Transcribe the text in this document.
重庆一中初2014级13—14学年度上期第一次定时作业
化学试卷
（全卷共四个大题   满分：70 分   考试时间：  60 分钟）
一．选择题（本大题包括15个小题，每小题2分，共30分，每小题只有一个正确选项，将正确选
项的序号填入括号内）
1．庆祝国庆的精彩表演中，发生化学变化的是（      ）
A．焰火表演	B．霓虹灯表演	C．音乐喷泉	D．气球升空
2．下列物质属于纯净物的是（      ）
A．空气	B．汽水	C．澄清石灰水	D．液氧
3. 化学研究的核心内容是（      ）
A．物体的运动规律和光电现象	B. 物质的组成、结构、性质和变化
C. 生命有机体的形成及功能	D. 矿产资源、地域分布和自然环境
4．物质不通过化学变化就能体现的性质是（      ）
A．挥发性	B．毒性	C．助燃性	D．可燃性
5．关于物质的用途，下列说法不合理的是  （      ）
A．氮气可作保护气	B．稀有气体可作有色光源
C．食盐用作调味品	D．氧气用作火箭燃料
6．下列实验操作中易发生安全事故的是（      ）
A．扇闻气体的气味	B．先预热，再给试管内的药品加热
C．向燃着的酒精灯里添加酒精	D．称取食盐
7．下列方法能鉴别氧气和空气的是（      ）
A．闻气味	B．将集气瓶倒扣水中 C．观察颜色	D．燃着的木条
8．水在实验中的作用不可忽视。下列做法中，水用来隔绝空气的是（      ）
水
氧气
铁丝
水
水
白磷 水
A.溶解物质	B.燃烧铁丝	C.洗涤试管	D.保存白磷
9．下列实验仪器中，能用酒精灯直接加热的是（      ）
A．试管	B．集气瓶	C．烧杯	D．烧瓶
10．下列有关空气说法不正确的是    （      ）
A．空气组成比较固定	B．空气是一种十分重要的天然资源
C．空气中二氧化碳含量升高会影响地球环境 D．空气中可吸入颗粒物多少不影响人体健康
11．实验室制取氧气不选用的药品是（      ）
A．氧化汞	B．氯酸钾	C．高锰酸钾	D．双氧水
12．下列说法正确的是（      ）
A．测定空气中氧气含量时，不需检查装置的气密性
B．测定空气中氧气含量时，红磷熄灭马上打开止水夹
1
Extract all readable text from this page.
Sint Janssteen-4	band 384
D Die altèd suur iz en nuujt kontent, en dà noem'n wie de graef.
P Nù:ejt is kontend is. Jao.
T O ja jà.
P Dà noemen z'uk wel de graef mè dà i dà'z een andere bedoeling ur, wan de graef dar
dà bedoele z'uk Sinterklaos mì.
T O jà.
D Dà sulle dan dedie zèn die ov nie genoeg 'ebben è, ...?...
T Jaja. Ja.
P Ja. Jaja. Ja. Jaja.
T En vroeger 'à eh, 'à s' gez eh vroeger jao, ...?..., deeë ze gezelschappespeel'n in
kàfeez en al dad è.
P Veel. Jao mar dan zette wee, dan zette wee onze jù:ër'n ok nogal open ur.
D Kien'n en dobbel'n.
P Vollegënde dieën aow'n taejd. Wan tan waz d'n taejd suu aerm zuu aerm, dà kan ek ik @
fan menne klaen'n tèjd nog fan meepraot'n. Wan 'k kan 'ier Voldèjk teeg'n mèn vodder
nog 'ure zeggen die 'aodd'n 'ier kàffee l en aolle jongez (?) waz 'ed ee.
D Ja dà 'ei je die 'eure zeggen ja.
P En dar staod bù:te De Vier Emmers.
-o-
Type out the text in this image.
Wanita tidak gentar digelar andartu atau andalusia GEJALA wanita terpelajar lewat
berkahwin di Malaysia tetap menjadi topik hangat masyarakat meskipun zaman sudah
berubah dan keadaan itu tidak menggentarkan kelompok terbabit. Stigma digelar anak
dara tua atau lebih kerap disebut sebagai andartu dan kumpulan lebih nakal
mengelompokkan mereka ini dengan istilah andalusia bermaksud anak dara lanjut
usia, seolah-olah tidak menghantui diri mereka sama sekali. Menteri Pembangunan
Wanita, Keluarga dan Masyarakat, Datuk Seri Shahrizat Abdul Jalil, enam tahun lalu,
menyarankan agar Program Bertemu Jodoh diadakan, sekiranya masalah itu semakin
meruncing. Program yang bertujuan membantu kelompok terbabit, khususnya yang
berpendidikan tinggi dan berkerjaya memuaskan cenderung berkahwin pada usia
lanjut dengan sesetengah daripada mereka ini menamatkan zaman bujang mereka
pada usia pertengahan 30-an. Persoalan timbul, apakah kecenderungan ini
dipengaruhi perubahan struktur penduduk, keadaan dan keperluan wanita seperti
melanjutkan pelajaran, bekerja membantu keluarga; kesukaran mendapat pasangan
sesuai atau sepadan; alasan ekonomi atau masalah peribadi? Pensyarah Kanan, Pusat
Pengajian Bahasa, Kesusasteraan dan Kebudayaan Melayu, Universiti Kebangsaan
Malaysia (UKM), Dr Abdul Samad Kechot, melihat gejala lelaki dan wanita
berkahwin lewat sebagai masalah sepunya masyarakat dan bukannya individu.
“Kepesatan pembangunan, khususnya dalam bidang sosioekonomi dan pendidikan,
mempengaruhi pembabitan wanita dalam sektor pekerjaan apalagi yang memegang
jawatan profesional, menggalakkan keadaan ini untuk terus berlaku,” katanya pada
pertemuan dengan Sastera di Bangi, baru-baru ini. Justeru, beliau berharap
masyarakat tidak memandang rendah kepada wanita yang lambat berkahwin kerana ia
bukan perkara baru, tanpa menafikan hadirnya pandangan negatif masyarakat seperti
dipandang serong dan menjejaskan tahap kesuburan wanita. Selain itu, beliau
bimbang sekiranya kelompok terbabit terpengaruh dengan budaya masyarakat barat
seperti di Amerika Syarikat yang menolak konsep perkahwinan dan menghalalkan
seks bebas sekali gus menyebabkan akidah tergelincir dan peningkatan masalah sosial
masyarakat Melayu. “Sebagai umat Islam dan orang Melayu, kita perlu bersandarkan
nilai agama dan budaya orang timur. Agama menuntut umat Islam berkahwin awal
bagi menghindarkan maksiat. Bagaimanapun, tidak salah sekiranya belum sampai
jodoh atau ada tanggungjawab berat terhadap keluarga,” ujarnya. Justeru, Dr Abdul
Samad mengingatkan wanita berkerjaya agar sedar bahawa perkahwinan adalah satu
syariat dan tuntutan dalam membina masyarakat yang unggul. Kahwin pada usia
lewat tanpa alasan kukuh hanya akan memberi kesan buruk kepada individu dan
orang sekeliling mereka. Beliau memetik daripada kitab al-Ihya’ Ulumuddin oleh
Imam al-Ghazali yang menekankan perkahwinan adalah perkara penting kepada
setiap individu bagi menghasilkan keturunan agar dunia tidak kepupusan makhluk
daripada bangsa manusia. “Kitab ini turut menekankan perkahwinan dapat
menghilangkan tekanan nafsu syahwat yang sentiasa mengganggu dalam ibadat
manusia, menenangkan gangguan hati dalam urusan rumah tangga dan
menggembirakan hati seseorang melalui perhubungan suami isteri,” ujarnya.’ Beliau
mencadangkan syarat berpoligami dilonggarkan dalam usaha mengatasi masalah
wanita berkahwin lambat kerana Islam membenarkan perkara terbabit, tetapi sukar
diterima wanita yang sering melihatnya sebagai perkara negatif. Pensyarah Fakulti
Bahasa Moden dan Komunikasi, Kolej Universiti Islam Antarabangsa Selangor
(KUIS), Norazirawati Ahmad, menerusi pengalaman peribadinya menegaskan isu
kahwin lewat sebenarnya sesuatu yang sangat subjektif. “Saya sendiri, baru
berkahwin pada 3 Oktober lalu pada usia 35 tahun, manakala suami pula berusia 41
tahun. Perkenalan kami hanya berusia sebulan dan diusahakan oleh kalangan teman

What is needed
Of the lines in the records, how many contain the word "khususnya"? Answer with the number and nothing else.

Exercise result
2